── Records shown ──

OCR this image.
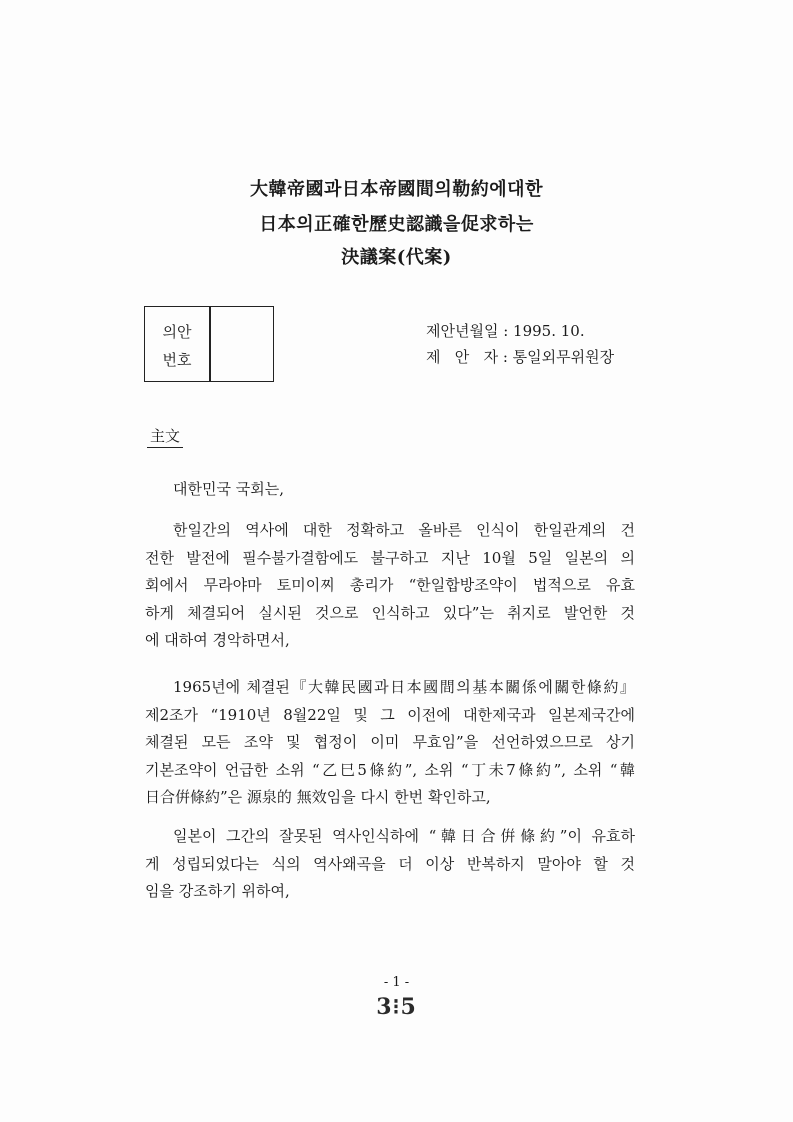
大韓帝國과日本帝國間의勒約에대한
日本의正確한歷史認識을促求하는
決議案(代案)
의안
번호
제안년월일 : 1995. 10.
제   안   자 : 통일외무위원장
主文
대한민국 국회는,
한일간의 역사에 대한 정확하고 올바른 인식이 한일관계의 건
전한 발전에 필수불가결함에도 불구하고 지난 10월 5일 일본의 의
회에서 무라야마 토미이찌 총리가 “한일합방조약이 법적으로 유효
하게 체결되어 실시된 것으로 인식하고 있다”는 취지로 발언한 것
에 대하여 경악하면서,
1965년에 체결된『大韓民國과日本國間의基本關係에關한條約』
제2조가 “1910년 8월22일 및 그 이전에 대한제국과 일본제국간에
체결된 모든 조약 및 협정이 이미 무효임”을 선언하였으므로 상기
기본조약이 언급한 소위 “乙巳5條約”, 소위 “丁未7條約”, 소위 “韓
日合倂條約”은 源泉的 無效임을 다시 한번 확인하고,
일본이 그간의 잘못된 역사인식하에 “韓日合倂條約”이 유효하
게 성립되었다는 식의 역사왜곡을 더 이상 반복하지 말아야 할 것
임을 강조하기 위하여,
- 1 -
3⁝5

───

### What you have to do:
Your task is to transcribe all of the records precisely, with no images included.

### Output below:
OCR this image.
大韓帝國과日本帝國間의勒約에대한
日本의正確한歷史認識을促求하는
決議案(代案)
의안
번호
제안년월일 : 1995. 10.
제   안   자 : 통일외무위원장
主文
대한민국 국회는,
한일간의 역사에 대한 정확하고 올바른 인식이 한일관계의 건
전한 발전에 필수불가결함에도 불구하고 지난 10월 5일 일본의 의
회에서 무라야마 토미이찌 총리가 “한일합방조약이 법적으로 유효
하게 체결되어 실시된 것으로 인식하고 있다”는 취지로 발언한 것
에 대하여 경악하면서,
1965년에 체결된『大韓民國과日本國間의基本關係에關한條約』
제2조가 “1910년 8월22일 및 그 이전에 대한제국과 일본제국간에
체결된 모든 조약 및 협정이 이미 무효임”을 선언하였으므로 상기
기본조약이 언급한 소위 “乙巳5條約”, 소위 “丁未7條約”, 소위 “韓
日合倂條約”은 源泉的 無效임을 다시 한번 확인하고,
일본이 그간의 잘못된 역사인식하에 “韓日合倂條約”이 유효하
게 성립되었다는 식의 역사왜곡을 더 이상 반복하지 말아야 할 것
임을 강조하기 위하여,
- 1 -
3⁝5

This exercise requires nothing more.